(Collected data entries)
════

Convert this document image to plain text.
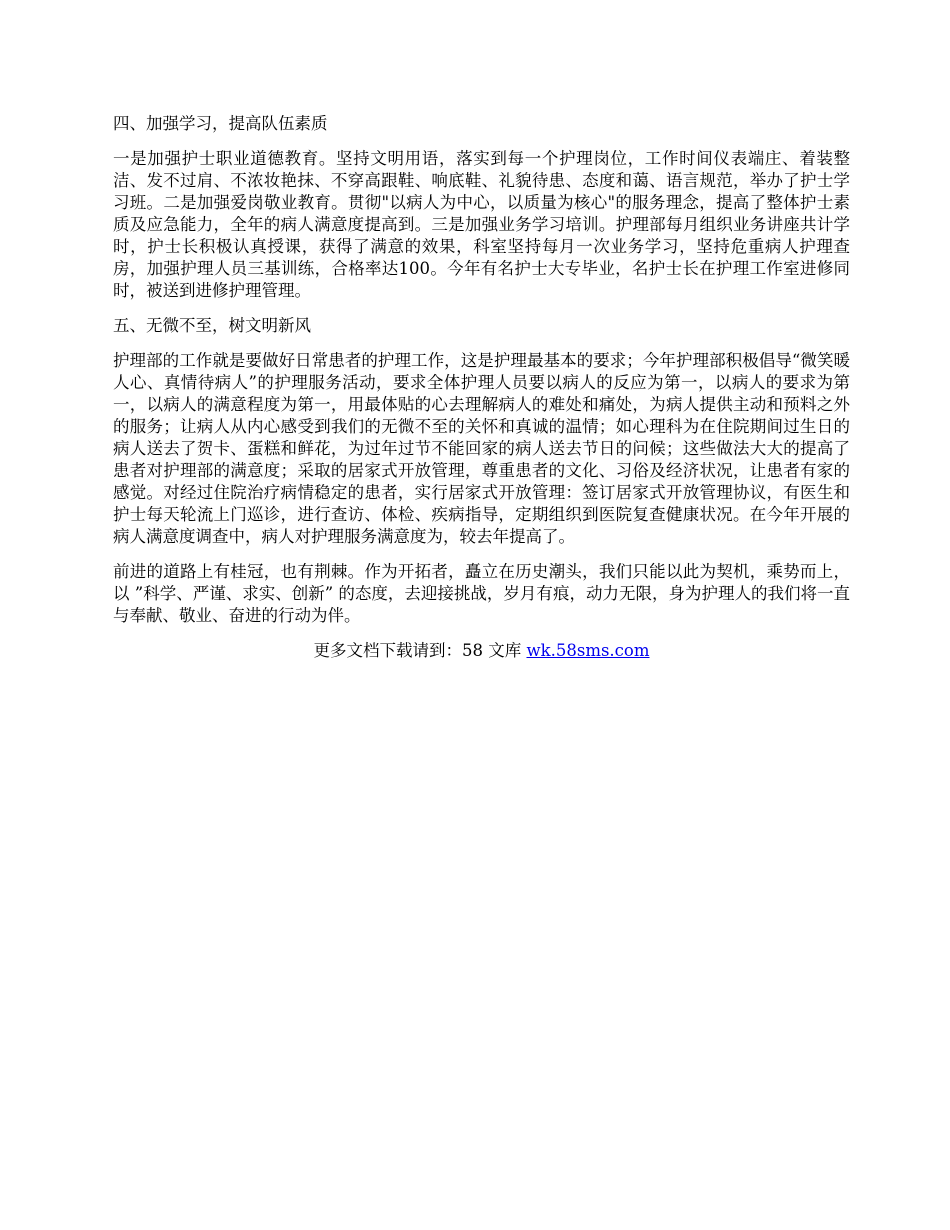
四、加强学习，提高队伍素质

一是加强护士职业道德教育。坚持文明用语，落实到每一个护理岗位，工作时间仪表端庄、着装整洁、发不过肩、不浓妆艳抹、不穿高跟鞋、响底鞋、礼貌待患、态度和蔼、语言规范，举办了护士学习班。二是加强爱岗敬业教育。贯彻"以病人为中心，以质量为核心"的服务理念，提高了整体护士素质及应急能力，全年的病人满意度提高到。三是加强业务学习培训。护理部每月组织业务讲座共计学时，护士长积极认真授课，获得了满意的效果，科室坚持每月一次业务学习，坚持危重病人护理查房，加强护理人员三基训练，合格率达100。今年有名护士大专毕业，名护士长在护理工作室进修同时，被送到进修护理管理。

五、无微不至，树文明新风

护理部的工作就是要做好日常患者的护理工作，这是护理最基本的要求；今年护理部积极倡导“微笑暖人心、真情待病人”的护理服务活动，要求全体护理人员要以病人的反应为第一，以病人的要求为第一，以病人的满意程度为第一，用最体贴的心去理解病人的难处和痛处，为病人提供主动和预料之外的服务；让病人从内心感受到我们的无微不至的关怀和真诚的温情；如心理科为在住院期间过生日的病人送去了贺卡、蛋糕和鲜花，为过年过节不能回家的病人送去节日的问候；这些做法大大的提高了患者对护理部的满意度；采取的居家式开放管理，尊重患者的文化、习俗及经济状况，让患者有家的感觉。对经过住院治疗病情稳定的患者，实行居家式开放管理：签订居家式开放管理协议，有医生和护士每天轮流上门巡诊，进行查访、体检、疾病指导，定期组织到医院复查健康状况。在今年开展的病人满意度调查中，病人对护理服务满意度为，较去年提高了。

前进的道路上有桂冠，也有荆棘。作为开拓者，矗立在历史潮头，我们只能以此为契机，乘势而上，以 ”科学、严谨、求实、创新” 的态度，去迎接挑战，岁月有痕，动力无限，身为护理人的我们将一直与奉献、敬业、奋进的行动为伴。

更多文档下载请到：58 文库 wk.58sms.com
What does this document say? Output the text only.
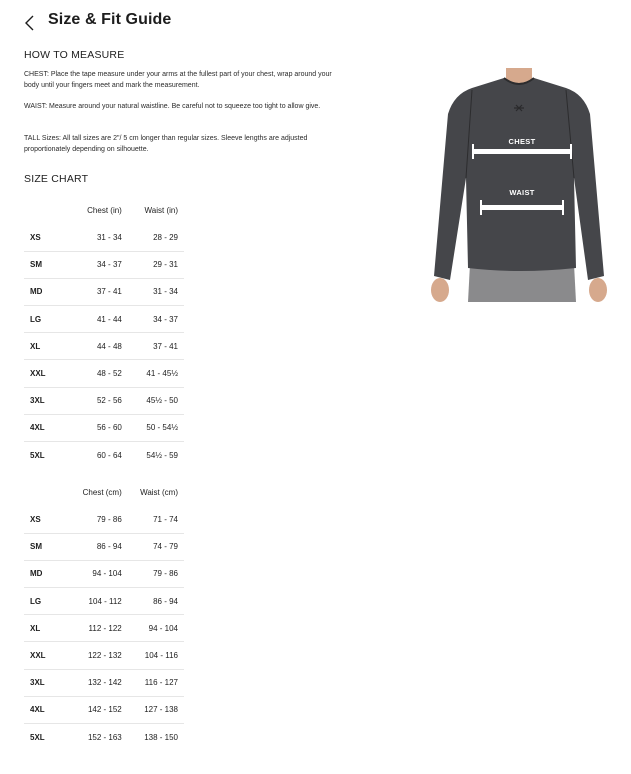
Size & Fit Guide
HOW TO MEASURE

CHEST: Place the tape measure under your arms at the fullest part of your chest, wrap around your body until your fingers meet and mark the measurement.

WAIST: Measure around your natural waistline. Be careful not to squeeze too tight to allow give.

TALL Sizes: All tall sizes are 2"/ 5 cm longer than regular sizes. Sleeve lengths are adjusted proportionately depending on silhouette.

SIZE CHART
	Chest (in)	Waist (in)
XS	31 - 34	28 - 29
SM	34 - 37	29 - 31
MD	37 - 41	31 - 34
LG	41 - 44	34 - 37
XL	44 - 48	37 - 41
XXL	48 - 52	41 - 45½
3XL	52 - 56	45½ - 50
4XL	56 - 60	50 - 54½
5XL	60 - 64	54½ - 59
	Chest (cm)	Waist (cm)
XS	79 - 86	71 - 74
SM	86 - 94	74 - 79
MD	94 - 104	79 - 86
LG	104 - 112	86 - 94
XL	112 - 122	94 - 104
XXL	122 - 132	104 - 116
3XL	132 - 142	116 - 127
4XL	142 - 152	127 - 138
5XL	152 - 163	138 - 150
CHEST
WAIST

════

WORK TO BE COMPLETED: Using the entries above, return each line that includes the word "this".

RESULT OF THE TASK:
Convert this document image to plain text.
What does this document say? Output the text only.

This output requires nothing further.